Figure record listings
================================

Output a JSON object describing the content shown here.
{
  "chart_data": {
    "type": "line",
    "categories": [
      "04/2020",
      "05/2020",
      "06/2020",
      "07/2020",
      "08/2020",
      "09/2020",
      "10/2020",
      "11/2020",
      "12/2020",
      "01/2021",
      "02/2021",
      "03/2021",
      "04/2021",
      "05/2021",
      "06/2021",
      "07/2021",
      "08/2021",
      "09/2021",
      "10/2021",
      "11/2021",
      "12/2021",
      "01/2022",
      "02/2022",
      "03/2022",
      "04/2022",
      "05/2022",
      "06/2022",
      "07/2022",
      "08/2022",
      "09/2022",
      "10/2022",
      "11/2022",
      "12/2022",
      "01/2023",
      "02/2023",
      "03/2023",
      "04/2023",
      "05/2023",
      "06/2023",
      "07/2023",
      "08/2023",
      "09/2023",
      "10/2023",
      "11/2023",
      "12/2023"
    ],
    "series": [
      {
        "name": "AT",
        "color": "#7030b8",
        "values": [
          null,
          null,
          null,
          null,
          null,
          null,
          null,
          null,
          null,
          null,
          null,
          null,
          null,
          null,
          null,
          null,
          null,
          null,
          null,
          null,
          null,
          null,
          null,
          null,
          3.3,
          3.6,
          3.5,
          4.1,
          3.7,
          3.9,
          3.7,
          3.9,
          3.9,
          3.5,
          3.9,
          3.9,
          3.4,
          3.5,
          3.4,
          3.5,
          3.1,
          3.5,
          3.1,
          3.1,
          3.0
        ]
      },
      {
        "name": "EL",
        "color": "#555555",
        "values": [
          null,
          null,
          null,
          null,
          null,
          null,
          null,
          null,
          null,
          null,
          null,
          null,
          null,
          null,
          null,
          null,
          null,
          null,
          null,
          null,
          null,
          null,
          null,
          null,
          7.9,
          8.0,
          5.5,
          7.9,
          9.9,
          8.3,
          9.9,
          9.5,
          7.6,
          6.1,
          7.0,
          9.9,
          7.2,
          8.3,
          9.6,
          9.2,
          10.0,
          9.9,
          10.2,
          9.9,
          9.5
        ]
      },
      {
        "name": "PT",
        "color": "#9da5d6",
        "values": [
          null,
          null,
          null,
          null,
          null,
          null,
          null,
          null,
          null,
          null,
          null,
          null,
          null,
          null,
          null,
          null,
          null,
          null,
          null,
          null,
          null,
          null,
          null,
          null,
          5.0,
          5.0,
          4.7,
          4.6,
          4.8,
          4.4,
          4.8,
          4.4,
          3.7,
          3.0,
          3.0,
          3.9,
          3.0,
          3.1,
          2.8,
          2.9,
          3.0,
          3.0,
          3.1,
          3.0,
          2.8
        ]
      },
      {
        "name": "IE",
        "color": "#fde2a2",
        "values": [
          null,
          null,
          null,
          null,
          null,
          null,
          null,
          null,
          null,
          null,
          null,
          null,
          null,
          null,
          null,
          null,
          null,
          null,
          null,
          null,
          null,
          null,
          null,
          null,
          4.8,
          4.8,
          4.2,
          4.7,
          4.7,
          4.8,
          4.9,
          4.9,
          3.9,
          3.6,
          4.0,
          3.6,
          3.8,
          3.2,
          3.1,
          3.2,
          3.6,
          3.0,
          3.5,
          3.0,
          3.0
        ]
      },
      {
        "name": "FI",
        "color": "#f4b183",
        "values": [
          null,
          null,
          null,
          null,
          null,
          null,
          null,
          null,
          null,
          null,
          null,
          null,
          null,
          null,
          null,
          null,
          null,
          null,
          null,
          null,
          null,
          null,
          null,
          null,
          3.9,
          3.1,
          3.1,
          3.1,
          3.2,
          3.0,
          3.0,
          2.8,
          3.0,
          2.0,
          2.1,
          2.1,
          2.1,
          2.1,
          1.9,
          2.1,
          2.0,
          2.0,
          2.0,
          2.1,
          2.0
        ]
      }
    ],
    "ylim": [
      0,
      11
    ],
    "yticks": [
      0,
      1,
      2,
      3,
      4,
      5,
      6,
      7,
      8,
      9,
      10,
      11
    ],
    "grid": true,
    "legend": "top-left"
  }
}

================================

Gather each line in the data that holds the string "color".

> **Solution for this exercise**:
        "color": "#7030b8",
        "color": "#555555",
        "color": "#9da5d6",
        "color": "#fde2a2",
        "color": "#f4b183",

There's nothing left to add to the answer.